Required tasks:
• 1. In the excerpt on popular wisdom from Losing Ground, what does the popular wisdom say welfare does to people?
• 2. Say whether each statement agrees with the excerpt on popular wisdom from Losing Ground. Answer yes or no for each, and quote the deciding words.
(a) The popular wisdom favors lenient judges.
(b) One premise holds that people respond to incentives and disincentives.
(c) The book was published by Basic Books in 1984.
• 3. Write a continuation of the excerpt on popular wisdom from Losing Ground, picking up after its last sentence.

Selected excerpt:
-- begin --
Charles Murray, Excerpts from Losing Ground: American Social Policy, 1950-1980. Basic Books: New York, 1984
On Popular Wisdom:
"The popular wisdom is characterized by hostility towards welfare (it makes people lazy), toward lenient judges (they encourage crime), and toward socially conscious schools (too busy busing kids to teach them how to read). The popular wisdom disapproves of favoritism for blacks and of too many written-in rights for minorities of all sorts. It says that the government is meddling far too much in things that are none of its business ."
"Stripped of the prejudices and the bombast, these, as I see them, are three core premises of the popular wisdom that need to be taken into account:
Premise #1: People respond to incentives and disincentives. Sticks and carrots work.
Premise #2: People are not inherently hard working or moral. In the absence of countervailing influences, people will avoid work and be amoral.
-- end --
Record list:
-- begin --
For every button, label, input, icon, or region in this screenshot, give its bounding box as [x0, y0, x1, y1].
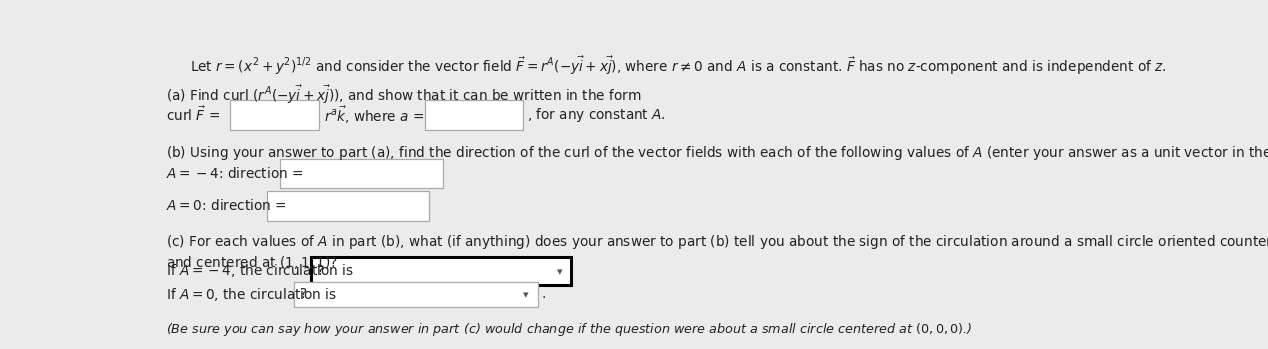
- FancyBboxPatch shape: [311, 257, 571, 285]
- Text: If $A = -4$, the circulation is: If $A = -4$, the circulation is: [166, 262, 354, 279]
- FancyBboxPatch shape: [425, 100, 524, 130]
- FancyBboxPatch shape: [231, 100, 318, 130]
- Text: (a) Find curl $(r^A(-y\vec{i} + x\vec{j}))$, and show that it can be written in : (a) Find curl $(r^A(-y\vec{i} + x\vec{j}…: [166, 83, 642, 106]
- Text: Let $r = (x^2 + y^2)^{1/2}$ and consider the vector field $\vec{F} = r^A(-y\vec{: Let $r = (x^2 + y^2)^{1/2}$ and consider…: [190, 54, 1167, 76]
- Text: ?: ?: [301, 288, 307, 302]
- Text: $A = 0$: direction =: $A = 0$: direction =: [166, 198, 287, 213]
- Text: $A = -4$: direction =: $A = -4$: direction =: [166, 166, 304, 181]
- FancyBboxPatch shape: [266, 191, 429, 221]
- Text: (b) Using your answer to part (a), find the direction of the curl of the vector : (b) Using your answer to part (a), find …: [166, 144, 1268, 162]
- Text: If $A = 0$, the circulation is: If $A = 0$, the circulation is: [166, 286, 337, 303]
- Text: ▾: ▾: [557, 267, 562, 277]
- Text: (Be sure you can say how your answer in part (c) would change if the question we: (Be sure you can say how your answer in …: [166, 321, 973, 339]
- FancyBboxPatch shape: [294, 282, 538, 307]
- Text: $r^a\vec{k}$, where $a$ =: $r^a\vec{k}$, where $a$ =: [323, 104, 424, 126]
- Text: curl $\vec{F}$ =: curl $\vec{F}$ =: [166, 106, 221, 124]
- Text: (c) For each values of $A$ in part (b), what (if anything) does your answer to p: (c) For each values of $A$ in part (b), …: [166, 233, 1268, 251]
- Text: , for any constant $A$.: , for any constant $A$.: [527, 106, 666, 124]
- Text: ▾: ▾: [524, 290, 529, 300]
- Text: .: .: [541, 288, 547, 302]
- Text: and centered at $(1, 1, 1)$?: and centered at $(1, 1, 1)$?: [166, 254, 339, 271]
- Text: ?: ?: [317, 264, 323, 278]
- FancyBboxPatch shape: [280, 159, 443, 188]
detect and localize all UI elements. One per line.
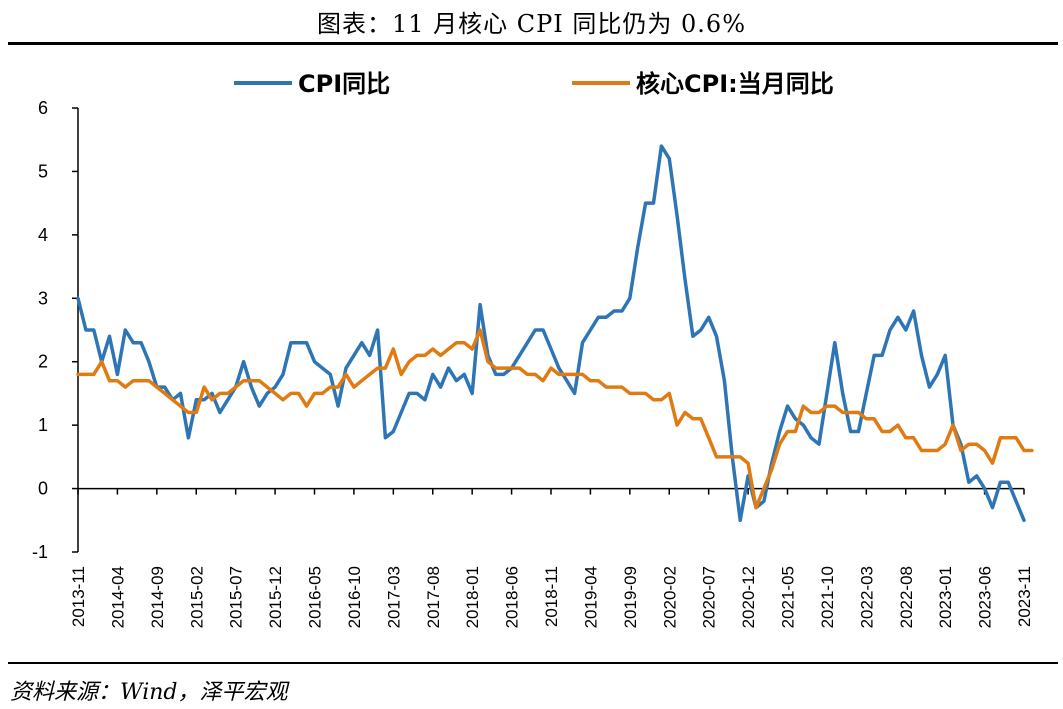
y-tick-label: 3 <box>38 288 48 308</box>
cpi-series-line <box>76 144 1026 523</box>
y-tick-label: 4 <box>38 225 48 245</box>
x-tick-label: 2019-09 <box>621 566 640 628</box>
x-tick-label: 2018-11 <box>542 566 561 627</box>
x-tick-label: 2013-11 <box>69 566 88 627</box>
x-tick-label: 2018-01 <box>463 566 482 628</box>
x-tick-label: 2020-02 <box>660 566 679 628</box>
source-note: 资料来源：Wind，泽平宏观 <box>10 680 288 705</box>
x-tick-label: 2020-07 <box>700 566 719 628</box>
x-tick-label: 2023-11 <box>1015 566 1034 627</box>
x-tick-label: 2019-04 <box>581 566 600 628</box>
y-tick-label: -1 <box>32 542 48 562</box>
x-tick-label: 2023-01 <box>936 566 955 628</box>
top-rule <box>8 42 1058 45</box>
bottom-rule <box>8 662 1058 664</box>
x-tick-label: 2021-10 <box>818 566 837 628</box>
x-tick-label: 2015-12 <box>266 566 285 628</box>
x-tick-label: 2015-07 <box>227 566 246 628</box>
legend-core-cpi-label: 核心CPI:当月同比 <box>636 70 834 98</box>
x-tick-label: 2022-03 <box>857 566 876 628</box>
legend-cpi-label: CPI同比 <box>298 70 390 98</box>
y-tick-label: 1 <box>38 415 48 435</box>
x-tick-label: 2021-05 <box>779 566 798 628</box>
x-tick-label: 2016-10 <box>345 566 364 628</box>
x-tick-label: 2017-08 <box>424 566 443 628</box>
x-tick-label: 2016-05 <box>306 566 325 628</box>
x-tick-label: 2017-03 <box>384 566 403 628</box>
y-tick-label: 5 <box>38 161 48 181</box>
x-tick-label: 2022-08 <box>897 566 916 628</box>
core-cpi-series-line <box>76 328 1034 510</box>
x-tick-label: 2014-09 <box>148 566 167 628</box>
chart-title: 图表：11 月核心 CPI 同比仍为 0.6% <box>316 10 747 38</box>
x-tick-label: 2014-04 <box>108 566 127 628</box>
y-tick-label: 6 <box>38 98 48 118</box>
x-tick-label: 2015-02 <box>187 566 206 628</box>
x-tick-label: 2018-06 <box>503 566 522 628</box>
y-tick-label: 0 <box>38 479 48 499</box>
y-tick-label: 2 <box>38 352 48 372</box>
x-tick-label: 2020-12 <box>739 566 758 628</box>
x-tick-label: 2023-06 <box>976 566 995 628</box>
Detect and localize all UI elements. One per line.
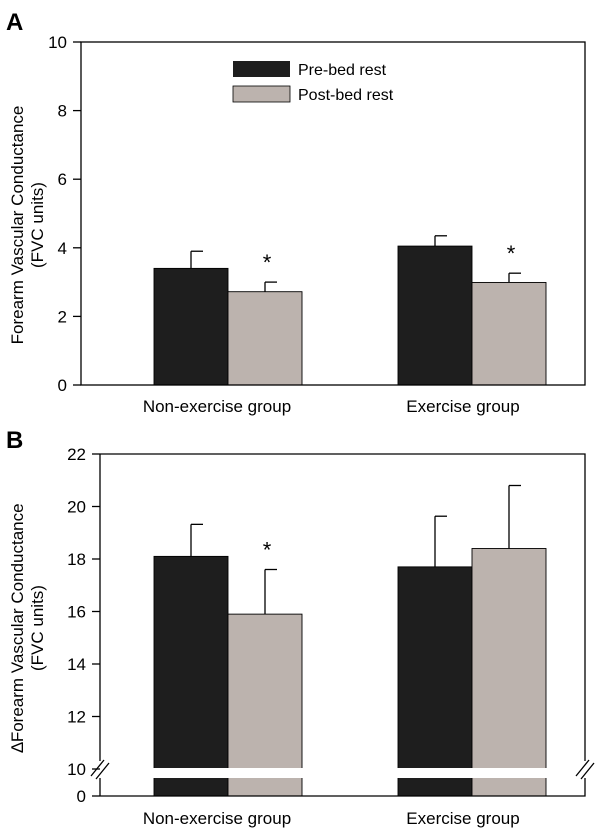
panelA-bar xyxy=(227,291,303,386)
panel-a-ylabel-line: (FVC units) xyxy=(28,182,47,268)
panel-b-category-label: Non-exercise group xyxy=(143,809,291,828)
axis-break-slash xyxy=(575,759,590,777)
panel-a-bars xyxy=(153,245,547,386)
panelA-bar xyxy=(153,267,229,386)
panelA-y-tick-label: 4 xyxy=(58,239,67,258)
panel-b-y-axis: 0 10 12 14 16 18 20 22 xyxy=(67,445,100,806)
panel-letter-a: A xyxy=(6,9,23,36)
panelB-y-tick-label: 10 xyxy=(67,760,86,779)
axis-break-band xyxy=(101,768,584,778)
panel-letter-b: B xyxy=(6,427,23,454)
panelB-y-tick-label: 22 xyxy=(67,445,86,464)
panelB-y-tick-label: 12 xyxy=(67,708,86,727)
panel-b-ylabel-line: ∆Forearm Vascular Conductance xyxy=(8,503,27,752)
panelB-significance-mark: * xyxy=(263,538,272,563)
panel-b-plot-frame xyxy=(99,453,586,797)
panelA-y-tick-label: 6 xyxy=(58,170,67,189)
panelB-bar xyxy=(471,548,547,797)
panel-b-error-bars xyxy=(190,484,521,615)
legend-swatch-post xyxy=(232,85,291,103)
panelB-y-tick-label: 20 xyxy=(67,498,86,517)
panelA-y-tick-label: 8 xyxy=(58,102,67,121)
panel-a-y-axis: 0 2 4 6 8 10 xyxy=(48,33,81,395)
legend-swatch-pre xyxy=(233,61,290,77)
panelA-y-tick-label: 10 xyxy=(48,33,67,52)
panelA-significance-mark: * xyxy=(507,241,516,266)
panelB-bar xyxy=(153,555,229,797)
legend-label-post: Post-bed rest xyxy=(298,87,394,104)
panel-b: B 0 10 12 14 16 18 20 22 * Non-exercise group E… xyxy=(6,427,595,828)
panelA-bar xyxy=(397,245,473,386)
panel-a-plot-frame xyxy=(80,41,586,386)
axis-break-slash xyxy=(580,762,595,780)
panelB-y-tick-label: 0 xyxy=(77,787,86,806)
panel-b-category-label: Exercise group xyxy=(406,809,519,828)
axis-break-slash xyxy=(95,762,110,780)
panel-b-y-axis-title: ∆Forearm Vascular Conductance (FVC units… xyxy=(8,503,47,752)
panel-b-ylabel-line: (FVC units) xyxy=(28,585,47,671)
panel-b-axis-break xyxy=(90,759,595,780)
panel-a-category-label: Non-exercise group xyxy=(143,397,291,416)
panel-b-bars xyxy=(153,548,547,797)
panelB-y-tick-label: 14 xyxy=(67,655,86,674)
panel-a-error-bars xyxy=(190,235,521,292)
panelA-bar xyxy=(471,281,547,386)
legend: Pre-bed rest Post-bed rest xyxy=(232,61,394,104)
panelA-significance-mark: * xyxy=(263,250,272,275)
panel-a-significance: * * xyxy=(263,241,516,275)
panelB-y-tick-label: 16 xyxy=(67,603,86,622)
panel-a-ylabel-line: Forearm Vascular Conductance xyxy=(8,106,27,345)
panel-b-significance: * xyxy=(263,538,272,563)
legend-label-pre: Pre-bed rest xyxy=(298,62,387,79)
panelA-y-tick-label: 0 xyxy=(58,376,67,395)
panel-a-y-axis-title: Forearm Vascular Conductance (FVC units) xyxy=(8,106,47,345)
panel-a-category-label: Exercise group xyxy=(406,397,519,416)
panelA-y-tick-label: 2 xyxy=(58,307,67,326)
panelB-bar xyxy=(397,566,473,797)
panelB-y-tick-label: 18 xyxy=(67,550,86,569)
axis-break-slash xyxy=(90,759,105,777)
panelB-bar xyxy=(227,613,303,797)
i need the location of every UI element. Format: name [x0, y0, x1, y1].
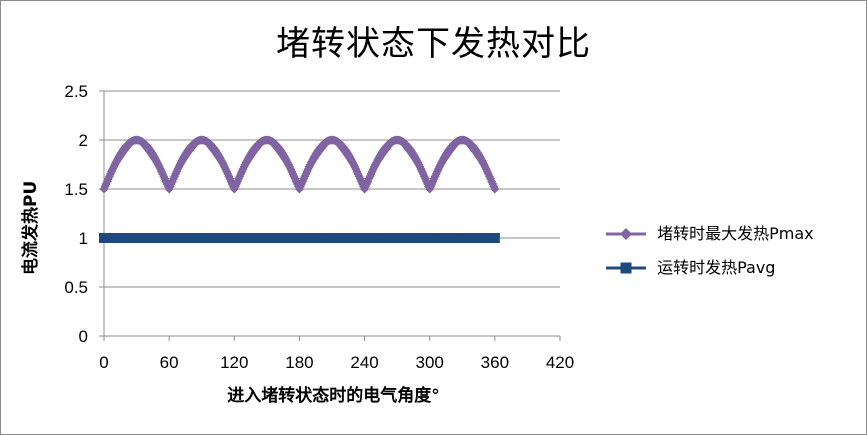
legend: 堵转时最大发热Pmax 运转时发热Pavg	[606, 222, 814, 284]
y-tick-2.5: 2.5	[64, 82, 88, 101]
y-tick-1.5: 1.5	[64, 180, 88, 199]
series-pmax-point	[490, 184, 500, 194]
x-tick-180: 180	[285, 353, 313, 372]
x-tick-120: 120	[220, 353, 248, 372]
axes	[99, 90, 561, 341]
y-tick-labels: 0 0.5 1 1.5 2 2.5	[64, 82, 88, 346]
legend-item-pmax: 堵转时最大发热Pmax	[606, 222, 814, 250]
y-tick-0.5: 0.5	[64, 278, 88, 297]
legend-label-pmax: 堵转时最大发热Pmax	[657, 223, 814, 243]
x-tick-420: 420	[546, 353, 574, 372]
legend-label-pavg: 运转时发热Pavg	[657, 257, 776, 277]
legend-item-pavg: 运转时发热Pavg	[606, 256, 814, 284]
x-axis-label: 进入堵转状态时的电气角度°	[227, 386, 440, 406]
x-tick-60: 60	[160, 353, 179, 372]
y-tick-2: 2	[79, 131, 88, 150]
x-tick-0: 0	[99, 353, 108, 372]
series-layer	[99, 135, 500, 243]
y-tick-1: 1	[79, 229, 88, 248]
chart-title: 堵转状态下发热对比	[276, 24, 591, 64]
x-tick-240: 240	[350, 353, 378, 372]
x-tick-360: 360	[481, 353, 509, 372]
y-tick-0: 0	[79, 327, 88, 346]
x-tick-300: 300	[416, 353, 444, 372]
legend-swatch-square-icon	[606, 262, 646, 273]
legend-swatch-diamond-icon	[606, 227, 646, 240]
x-tick-labels: 0 60 120 180 240 300 360 420	[99, 353, 574, 372]
y-axis-label: 电流发热PU	[21, 180, 41, 275]
series-pavg-point	[489, 233, 500, 243]
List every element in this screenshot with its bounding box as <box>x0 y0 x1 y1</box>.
-- end --
The results:
• 1. It makes people lazy.

• 2.
(a) No: "hostility towards welfare (it makes people lazy), toward lenient judges (they encourage crime)"
(b) Yes: "People respond to incentives and disincentives."
(c) Yes: "Basic Books: New York, 1984"

• 3.
Premise #3: People must be held responsible for their actions. Whether they are responsible in some ultimate physical or biochemical sense cannot be the issue if society is to function.
Social policy since 1964 has ignored these premises and has thereby created much of the mess we are in."
Laws of Social Policy
"#1. The Law of Imperfect Selection. Any objective rule that defines eligibility for a social program will irrationally exclude some persons.
#2. The Law of Unintended Rewards. Any social transfer increases the value of being in the condition that prompted the transfer.
#3. The Law of Net Harm. The less likely that the unwanted behavior will change voluntarily, the more likely it is that a program to induce change will cause net harm.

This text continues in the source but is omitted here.